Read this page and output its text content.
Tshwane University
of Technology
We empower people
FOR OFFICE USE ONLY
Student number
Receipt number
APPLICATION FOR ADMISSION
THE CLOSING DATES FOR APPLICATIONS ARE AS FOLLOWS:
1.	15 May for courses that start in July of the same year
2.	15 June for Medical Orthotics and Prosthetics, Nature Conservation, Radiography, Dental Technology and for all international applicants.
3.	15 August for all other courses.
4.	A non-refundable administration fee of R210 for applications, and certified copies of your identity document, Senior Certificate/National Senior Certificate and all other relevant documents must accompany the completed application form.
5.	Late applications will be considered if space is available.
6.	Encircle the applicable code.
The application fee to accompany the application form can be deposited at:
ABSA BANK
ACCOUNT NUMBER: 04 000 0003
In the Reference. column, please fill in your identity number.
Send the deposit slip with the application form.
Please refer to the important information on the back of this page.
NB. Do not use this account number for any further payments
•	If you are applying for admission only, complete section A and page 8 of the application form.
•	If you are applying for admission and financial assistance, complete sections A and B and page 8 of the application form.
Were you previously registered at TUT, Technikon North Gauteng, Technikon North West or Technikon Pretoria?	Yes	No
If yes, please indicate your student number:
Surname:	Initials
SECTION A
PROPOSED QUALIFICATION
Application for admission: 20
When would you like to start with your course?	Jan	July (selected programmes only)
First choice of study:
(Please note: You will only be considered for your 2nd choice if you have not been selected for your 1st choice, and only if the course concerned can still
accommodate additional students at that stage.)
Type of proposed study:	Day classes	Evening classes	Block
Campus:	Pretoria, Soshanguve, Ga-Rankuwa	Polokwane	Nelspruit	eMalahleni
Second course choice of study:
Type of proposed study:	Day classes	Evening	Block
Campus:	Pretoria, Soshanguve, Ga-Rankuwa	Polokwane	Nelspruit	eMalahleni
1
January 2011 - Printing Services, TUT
▬▬▬▬▬▬▬▬▬▬
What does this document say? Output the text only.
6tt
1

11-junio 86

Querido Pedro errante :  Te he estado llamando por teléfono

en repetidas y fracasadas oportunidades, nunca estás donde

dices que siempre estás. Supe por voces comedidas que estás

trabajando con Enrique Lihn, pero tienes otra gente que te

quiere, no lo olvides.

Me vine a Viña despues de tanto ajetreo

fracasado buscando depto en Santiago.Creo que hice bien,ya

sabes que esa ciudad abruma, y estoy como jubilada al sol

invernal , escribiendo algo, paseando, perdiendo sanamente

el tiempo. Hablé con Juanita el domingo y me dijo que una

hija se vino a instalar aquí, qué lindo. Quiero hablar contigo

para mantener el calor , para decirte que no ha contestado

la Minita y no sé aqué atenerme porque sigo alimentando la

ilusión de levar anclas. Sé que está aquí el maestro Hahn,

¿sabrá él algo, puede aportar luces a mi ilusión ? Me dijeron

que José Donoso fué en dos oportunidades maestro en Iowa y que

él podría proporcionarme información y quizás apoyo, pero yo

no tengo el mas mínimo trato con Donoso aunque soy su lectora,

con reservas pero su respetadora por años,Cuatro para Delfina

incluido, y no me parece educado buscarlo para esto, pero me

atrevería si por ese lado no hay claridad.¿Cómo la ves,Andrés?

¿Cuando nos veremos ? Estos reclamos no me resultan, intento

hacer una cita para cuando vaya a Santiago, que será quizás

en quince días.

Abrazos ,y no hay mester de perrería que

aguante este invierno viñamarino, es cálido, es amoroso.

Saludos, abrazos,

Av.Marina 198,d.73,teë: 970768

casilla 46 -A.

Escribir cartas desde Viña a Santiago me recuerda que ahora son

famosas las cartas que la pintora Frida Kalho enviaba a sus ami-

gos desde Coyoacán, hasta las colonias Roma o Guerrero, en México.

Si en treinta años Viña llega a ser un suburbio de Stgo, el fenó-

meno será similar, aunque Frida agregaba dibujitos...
▬▬▬▬▬▬▬▬▬▬
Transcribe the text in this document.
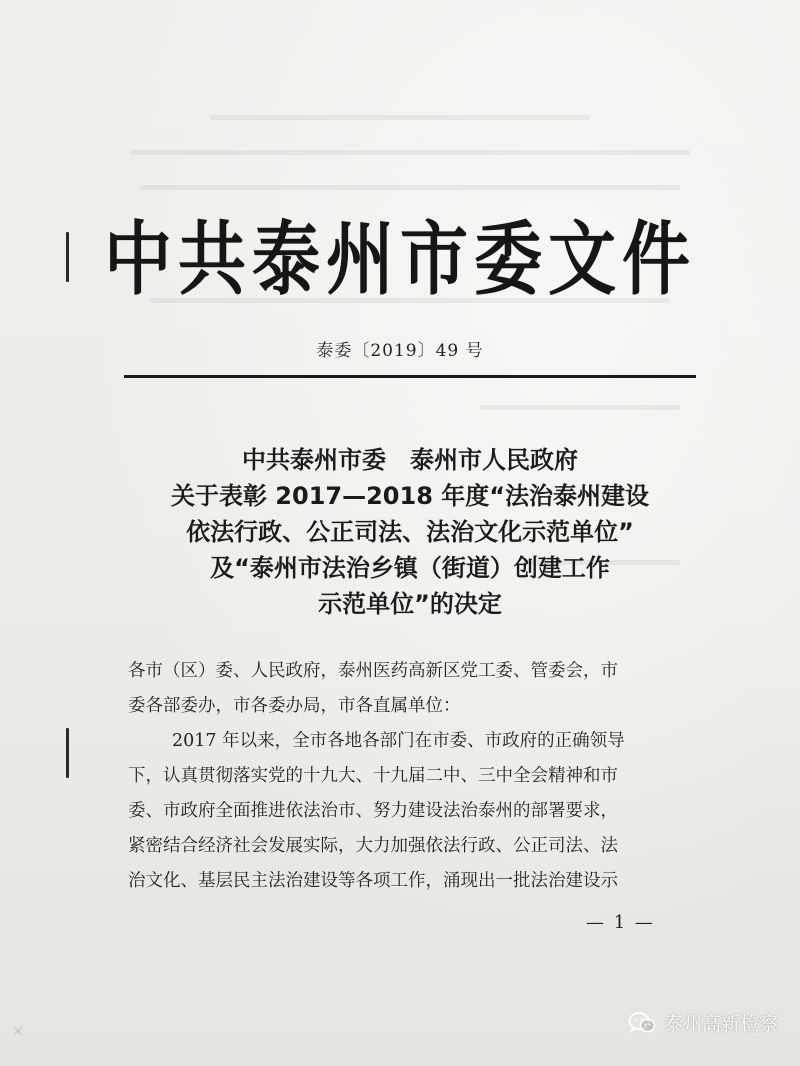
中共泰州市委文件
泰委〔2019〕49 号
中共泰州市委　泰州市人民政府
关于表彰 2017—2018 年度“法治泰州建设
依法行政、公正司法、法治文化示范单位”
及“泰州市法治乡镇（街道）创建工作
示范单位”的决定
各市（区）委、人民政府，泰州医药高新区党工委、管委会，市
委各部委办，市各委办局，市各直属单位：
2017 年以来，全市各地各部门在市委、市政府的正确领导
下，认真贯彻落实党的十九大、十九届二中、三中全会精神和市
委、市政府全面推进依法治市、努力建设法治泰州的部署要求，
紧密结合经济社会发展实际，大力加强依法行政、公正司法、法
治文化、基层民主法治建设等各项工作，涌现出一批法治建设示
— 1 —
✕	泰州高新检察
▬▬▬▬▬▬▬▬▬▬
■ **What is required**
For each line above that contains the word "Block", copy that line.

■ **Reply to the task**
Type of proposed study:	Day classes	Evening classes	Block
Type of proposed study:	Day classes	Evening	Block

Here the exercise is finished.